* [PROMPT]: Give the data again exactly as written, skipping any pictures.

* [Records contained in a dataset]:
------------------------------
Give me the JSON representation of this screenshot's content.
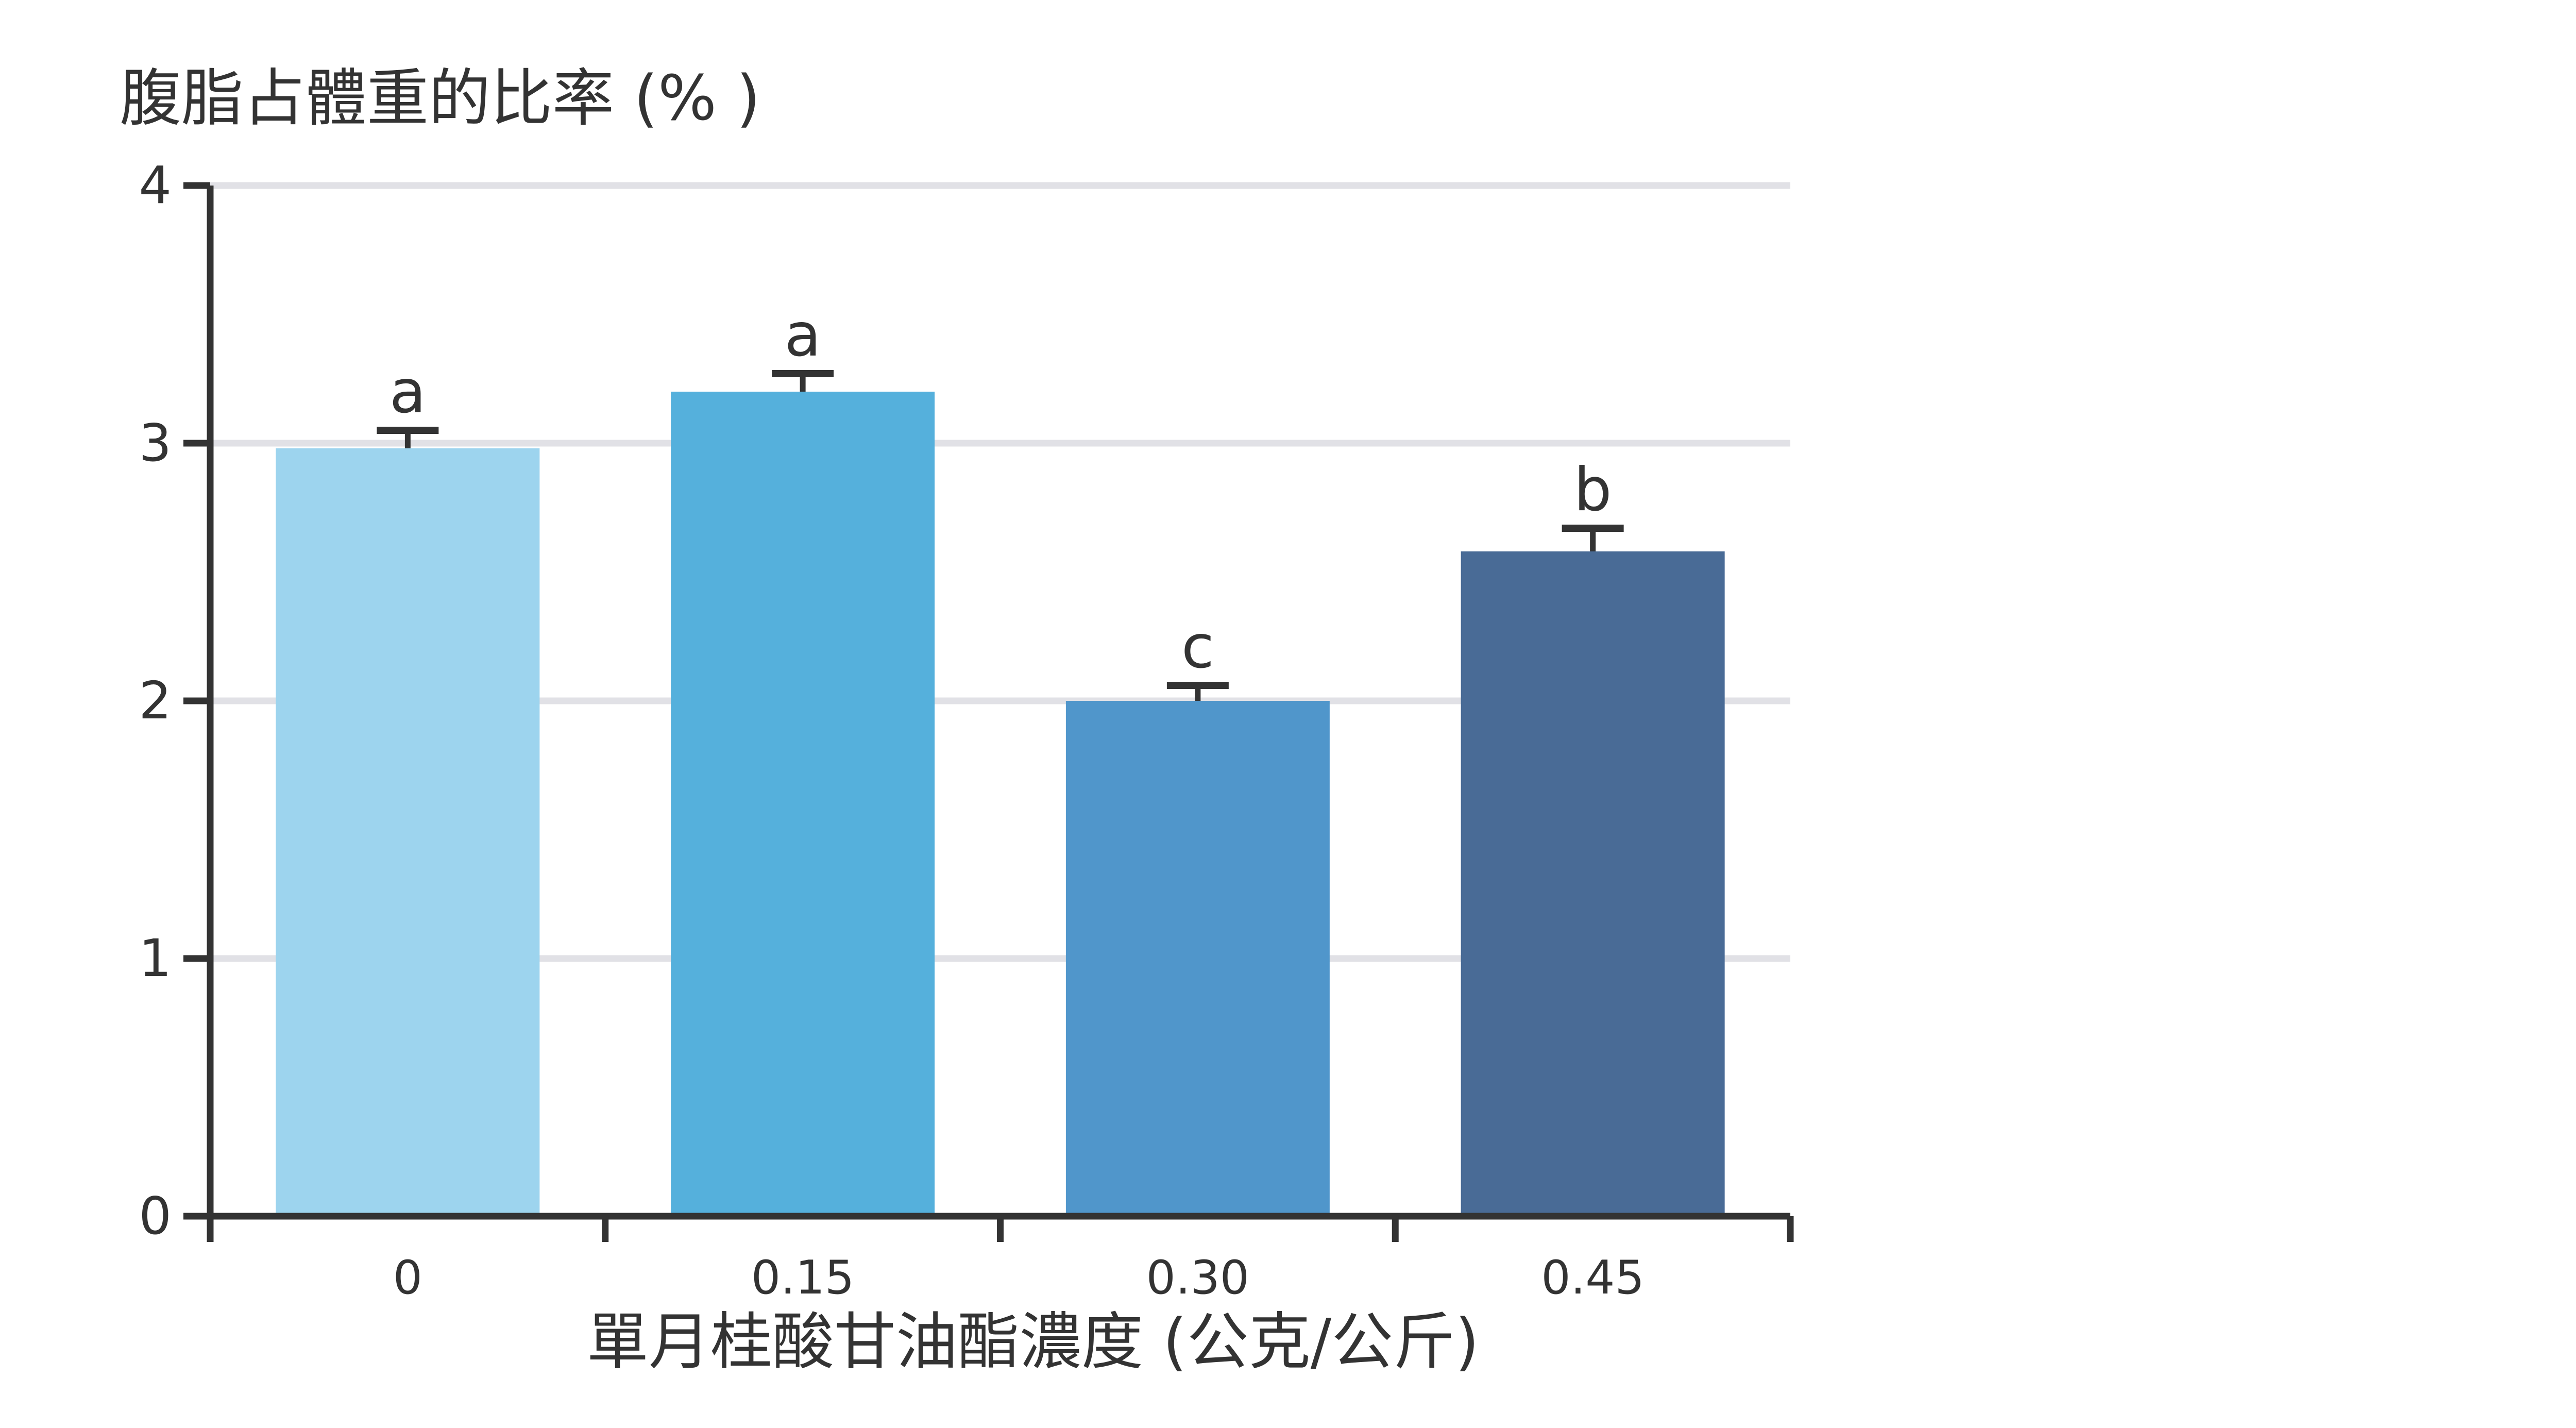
{
  "chart_data": {
    "type": "bar",
    "title": "",
    "ylabel": "腹脂占體重的比率 (% )",
    "xlabel": "單月桂酸甘油酯濃度 (公克/公斤)",
    "categories": [
      "0",
      "0.15",
      "0.30",
      "0.45"
    ],
    "values": [
      2.98,
      3.2,
      2.0,
      2.58
    ],
    "error_upper": [
      0.07,
      0.07,
      0.06,
      0.09
    ],
    "significance_letters": [
      "a",
      "a",
      "c",
      "b"
    ],
    "ylim": [
      0,
      4
    ],
    "yticks": [
      "0",
      "1",
      "2",
      "3",
      "4"
    ],
    "grid": true,
    "legend": "none",
    "colors": [
      "#9dd4ee",
      "#55b0dc",
      "#5096cb",
      "#496b96"
    ],
    "axis_color": "#333333",
    "grid_color": "#e1e1e6"
  }
}
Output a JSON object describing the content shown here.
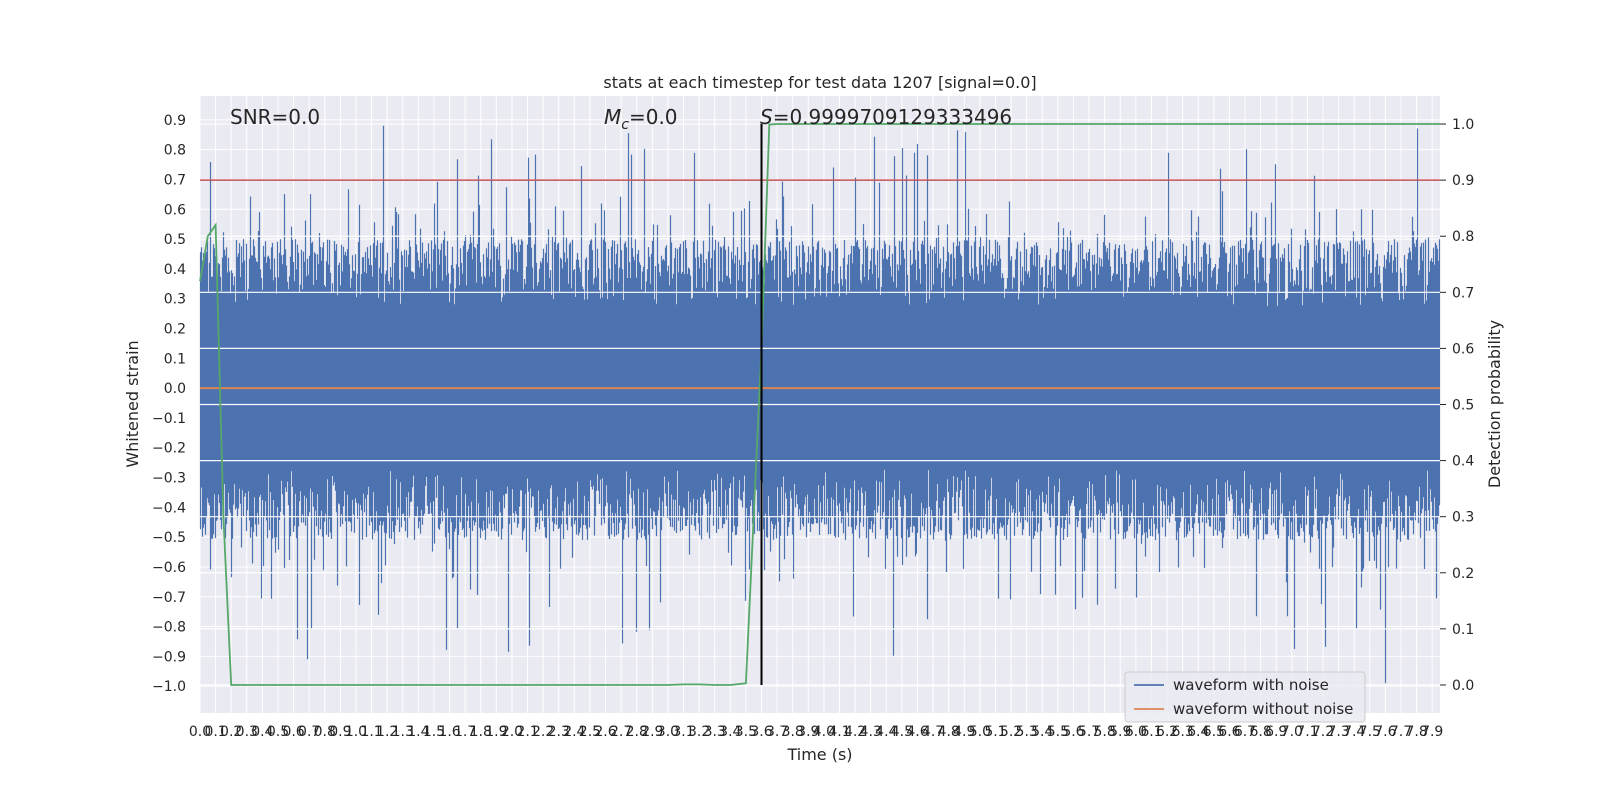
------------------------------
* [EXPECTED ANSWER]:
Give me the JSON representation of this screenshot's content.
{
  "chart_data": {
    "type": "bar",
    "title": "",
    "ylabel": "腹脂占體重的比率 (% )",
    "xlabel": "單月桂酸甘油酯濃度 (公克/公斤)",
    "categories": [
      "0",
      "0.15",
      "0.30",
      "0.45"
    ],
    "values": [
      2.98,
      3.2,
      2.0,
      2.58
    ],
    "error_upper": [
      0.07,
      0.07,
      0.06,
      0.09
    ],
    "significance_letters": [
      "a",
      "a",
      "c",
      "b"
    ],
    "ylim": [
      0,
      4
    ],
    "yticks": [
      "0",
      "1",
      "2",
      "3",
      "4"
    ],
    "grid": true,
    "legend": "none",
    "colors": [
      "#9dd4ee",
      "#55b0dc",
      "#5096cb",
      "#496b96"
    ],
    "axis_color": "#333333",
    "grid_color": "#e1e1e6"
  }
}
Output a JSON object describing the content shown here.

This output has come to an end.